What is needed: Write out the records that appear below, verbatim and complete, but without pictures.

Entries provided:

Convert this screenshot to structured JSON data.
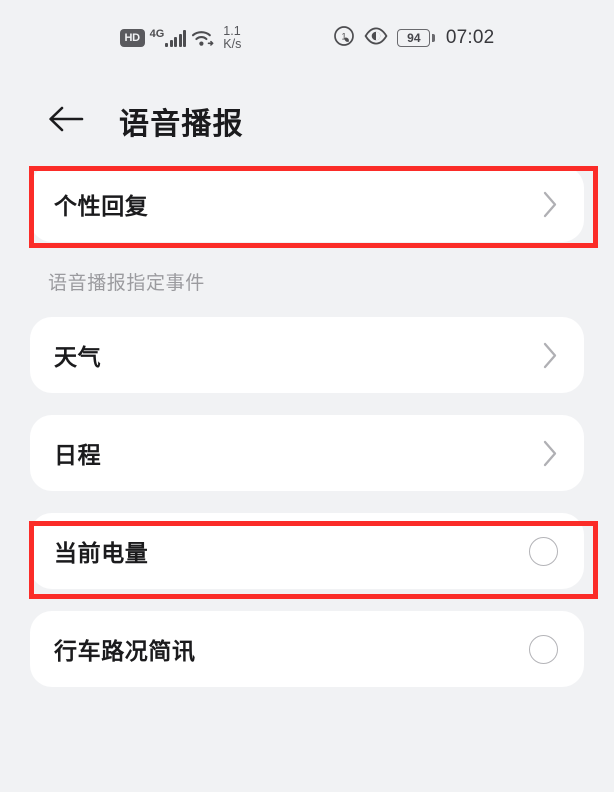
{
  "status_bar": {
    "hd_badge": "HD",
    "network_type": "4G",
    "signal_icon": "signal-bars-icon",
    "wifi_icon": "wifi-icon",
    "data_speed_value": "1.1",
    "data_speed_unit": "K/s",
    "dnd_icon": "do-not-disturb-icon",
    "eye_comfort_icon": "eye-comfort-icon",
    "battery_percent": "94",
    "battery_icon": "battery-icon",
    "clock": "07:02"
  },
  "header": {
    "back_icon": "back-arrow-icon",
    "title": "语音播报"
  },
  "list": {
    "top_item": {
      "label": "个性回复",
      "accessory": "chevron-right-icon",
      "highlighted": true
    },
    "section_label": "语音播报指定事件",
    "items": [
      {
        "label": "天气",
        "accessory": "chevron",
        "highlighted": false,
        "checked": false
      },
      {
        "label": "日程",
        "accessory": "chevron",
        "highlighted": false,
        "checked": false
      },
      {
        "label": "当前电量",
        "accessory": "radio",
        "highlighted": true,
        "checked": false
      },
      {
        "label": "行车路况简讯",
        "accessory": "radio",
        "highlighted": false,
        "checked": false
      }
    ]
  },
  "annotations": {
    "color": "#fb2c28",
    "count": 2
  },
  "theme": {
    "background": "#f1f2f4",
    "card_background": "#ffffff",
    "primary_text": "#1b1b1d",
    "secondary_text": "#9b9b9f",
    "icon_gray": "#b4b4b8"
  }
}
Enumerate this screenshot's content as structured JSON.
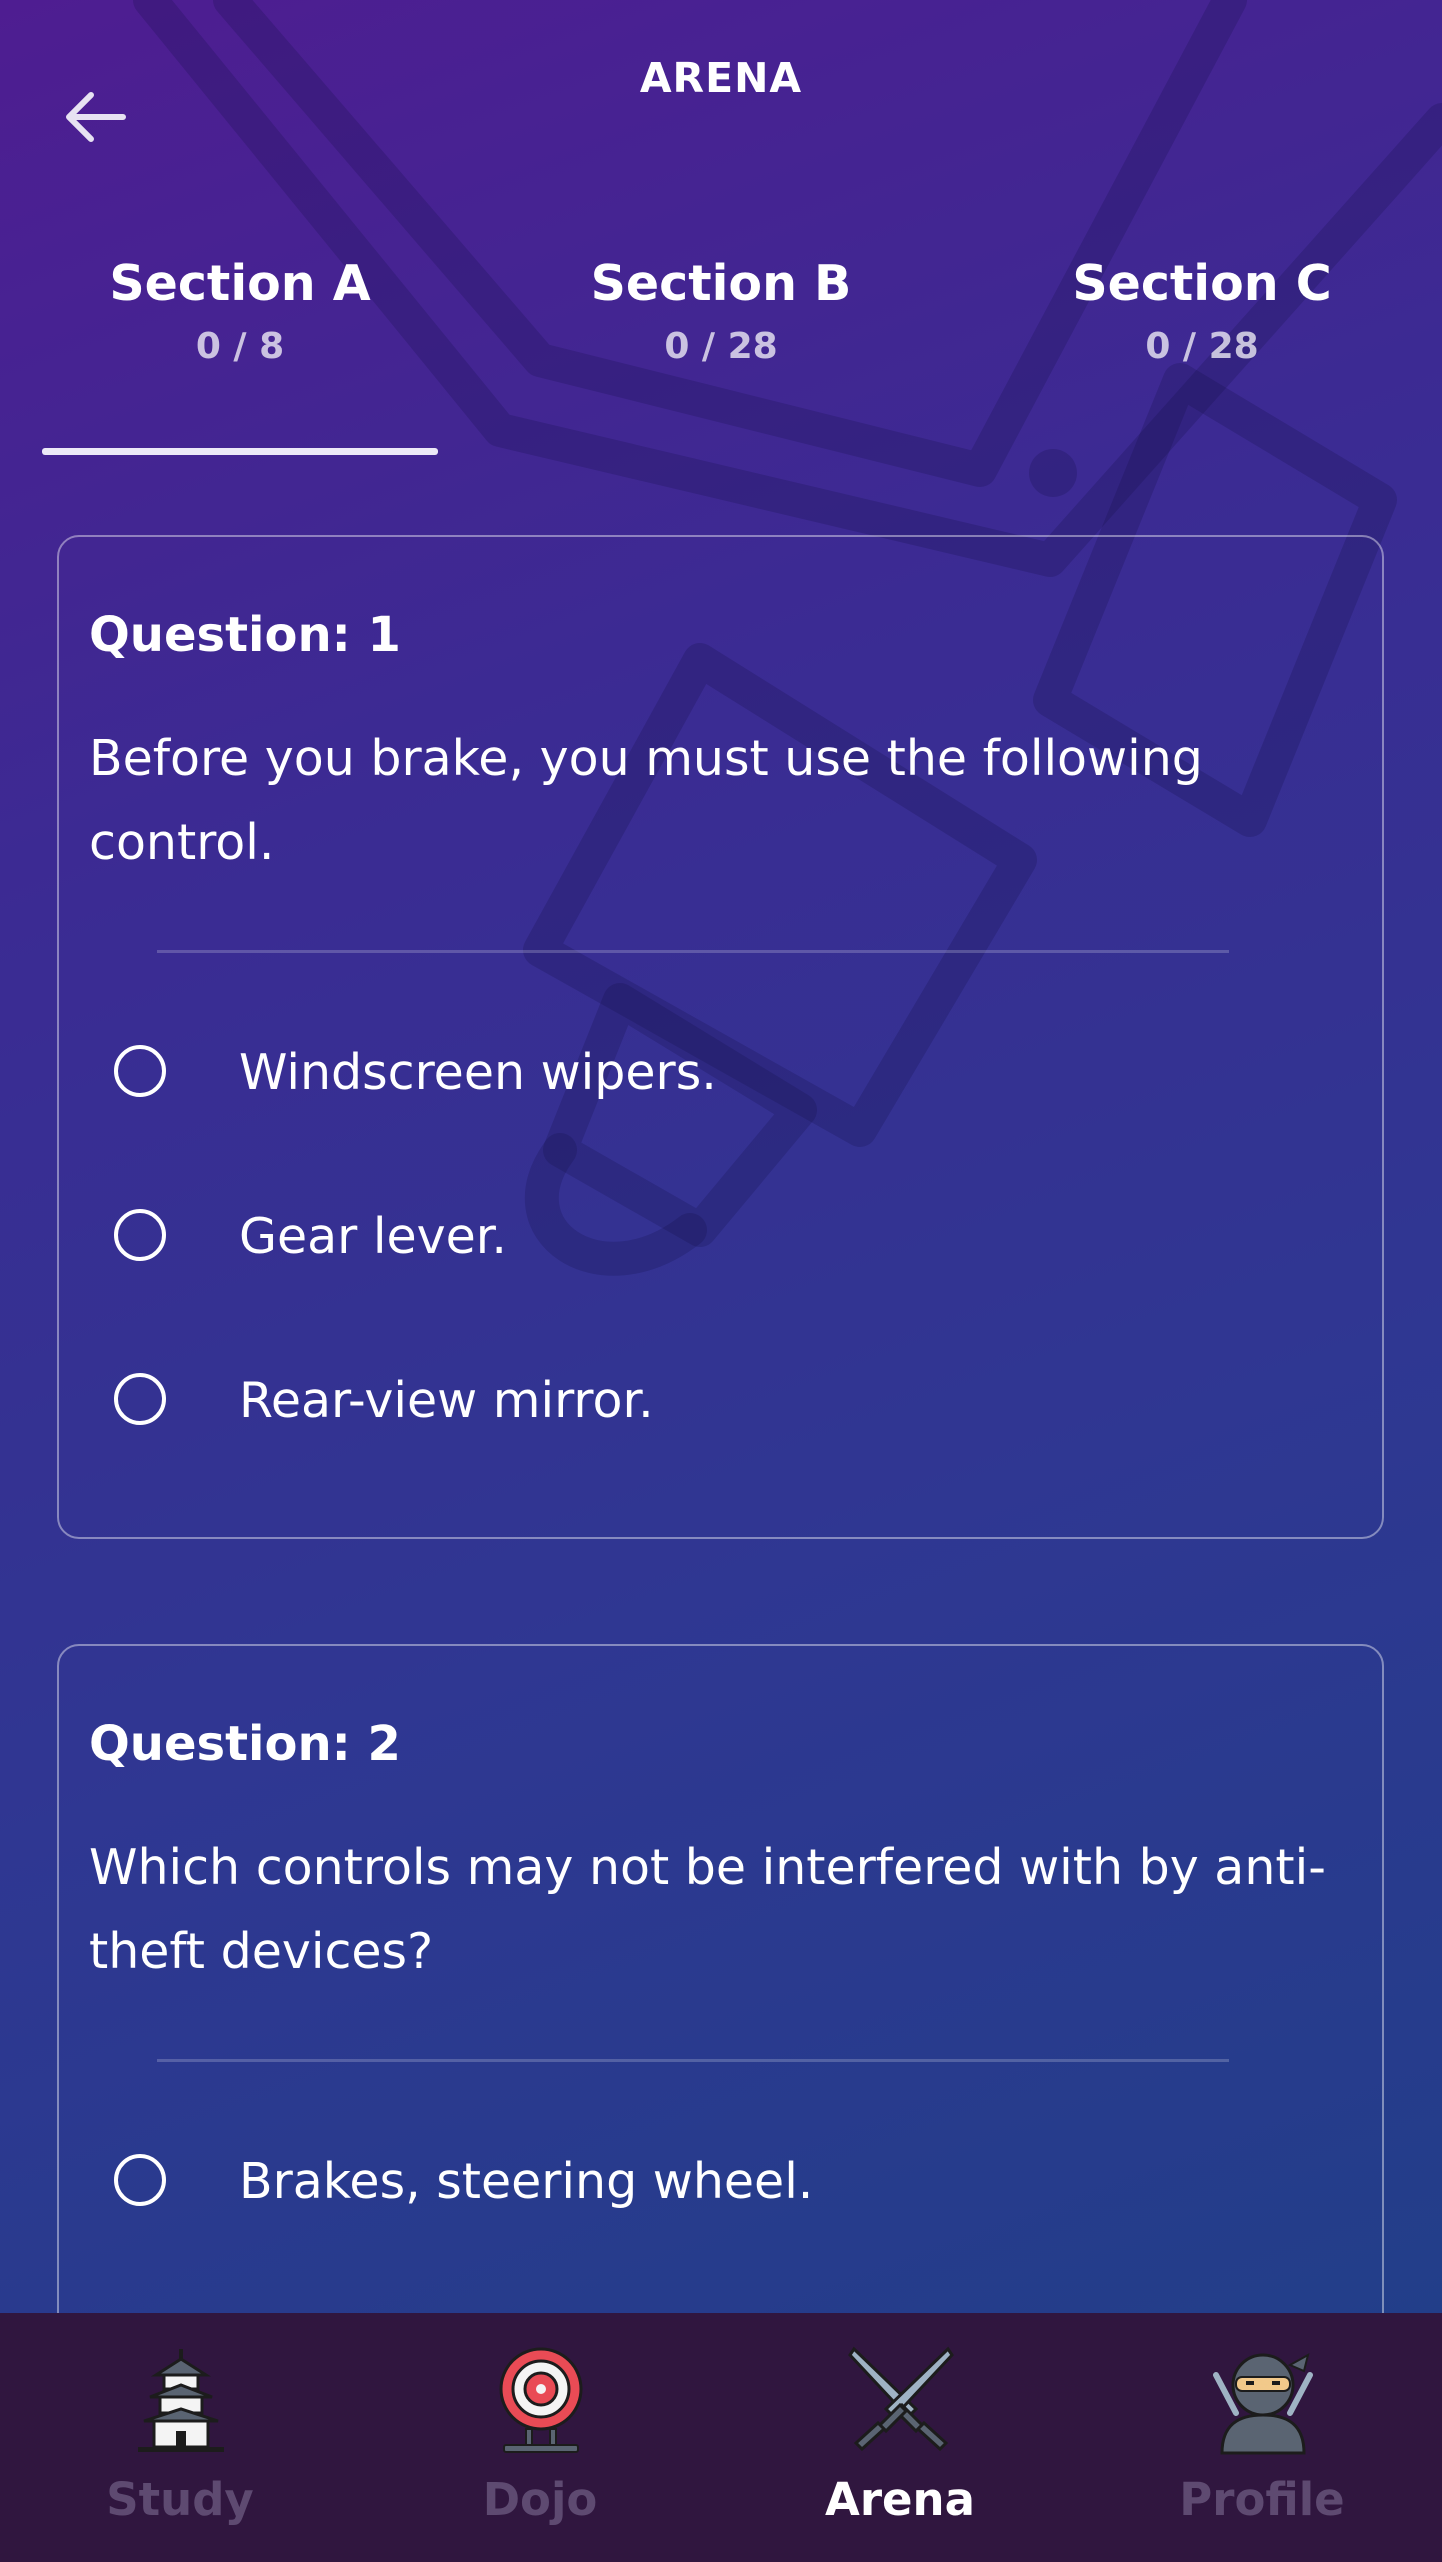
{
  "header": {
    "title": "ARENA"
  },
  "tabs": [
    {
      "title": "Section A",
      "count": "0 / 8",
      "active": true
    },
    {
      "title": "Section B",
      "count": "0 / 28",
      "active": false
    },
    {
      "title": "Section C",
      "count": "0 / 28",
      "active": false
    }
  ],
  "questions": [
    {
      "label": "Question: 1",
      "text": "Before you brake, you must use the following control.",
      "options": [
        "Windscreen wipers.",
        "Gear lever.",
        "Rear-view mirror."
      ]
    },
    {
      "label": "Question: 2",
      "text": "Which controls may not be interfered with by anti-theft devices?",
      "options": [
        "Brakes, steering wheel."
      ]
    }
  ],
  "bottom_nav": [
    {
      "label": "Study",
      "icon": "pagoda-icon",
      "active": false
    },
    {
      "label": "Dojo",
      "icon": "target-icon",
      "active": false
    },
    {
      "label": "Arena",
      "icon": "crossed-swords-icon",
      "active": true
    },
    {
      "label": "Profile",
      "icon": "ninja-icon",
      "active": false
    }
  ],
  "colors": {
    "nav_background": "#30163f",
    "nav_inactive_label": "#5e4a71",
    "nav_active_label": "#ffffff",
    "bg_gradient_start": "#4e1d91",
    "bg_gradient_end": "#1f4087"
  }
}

Exercise answer:
Convert this screenshot to structured JSON data.
{
  "status_bar": {
    "hd_badge": "HD",
    "network_type": "4G",
    "signal_icon": "signal-bars-icon",
    "wifi_icon": "wifi-icon",
    "data_speed_value": "1.1",
    "data_speed_unit": "K/s",
    "dnd_icon": "do-not-disturb-icon",
    "eye_comfort_icon": "eye-comfort-icon",
    "battery_percent": "94",
    "battery_icon": "battery-icon",
    "clock": "07:02"
  },
  "header": {
    "back_icon": "back-arrow-icon",
    "title": "语音播报"
  },
  "list": {
    "top_item": {
      "label": "个性回复",
      "accessory": "chevron-right-icon",
      "highlighted": true
    },
    "section_label": "语音播报指定事件",
    "items": [
      {
        "label": "天气",
        "accessory": "chevron",
        "highlighted": false,
        "checked": false
      },
      {
        "label": "日程",
        "accessory": "chevron",
        "highlighted": false,
        "checked": false
      },
      {
        "label": "当前电量",
        "accessory": "radio",
        "highlighted": true,
        "checked": false
      },
      {
        "label": "行车路况简讯",
        "accessory": "radio",
        "highlighted": false,
        "checked": false
      }
    ]
  },
  "annotations": {
    "color": "#fb2c28",
    "count": 2
  },
  "theme": {
    "background": "#f1f2f4",
    "card_background": "#ffffff",
    "primary_text": "#1b1b1d",
    "secondary_text": "#9b9b9f",
    "icon_gray": "#b4b4b8"
  }
}
Enumerate this screenshot's content as structured JSON.
{
  "header": {
    "title": "ARENA"
  },
  "tabs": [
    {
      "title": "Section A",
      "count": "0 / 8",
      "active": true
    },
    {
      "title": "Section B",
      "count": "0 / 28",
      "active": false
    },
    {
      "title": "Section C",
      "count": "0 / 28",
      "active": false
    }
  ],
  "questions": [
    {
      "label": "Question: 1",
      "text": "Before you brake, you must use the following control.",
      "options": [
        "Windscreen wipers.",
        "Gear lever.",
        "Rear-view mirror."
      ]
    },
    {
      "label": "Question: 2",
      "text": "Which controls may not be interfered with by anti-theft devices?",
      "options": [
        "Brakes, steering wheel."
      ]
    }
  ],
  "bottom_nav": [
    {
      "label": "Study",
      "icon": "pagoda-icon",
      "active": false
    },
    {
      "label": "Dojo",
      "icon": "target-icon",
      "active": false
    },
    {
      "label": "Arena",
      "icon": "crossed-swords-icon",
      "active": true
    },
    {
      "label": "Profile",
      "icon": "ninja-icon",
      "active": false
    }
  ],
  "colors": {
    "nav_background": "#30163f",
    "nav_inactive_label": "#5e4a71",
    "nav_active_label": "#ffffff",
    "bg_gradient_start": "#4e1d91",
    "bg_gradient_end": "#1f4087"
  }
}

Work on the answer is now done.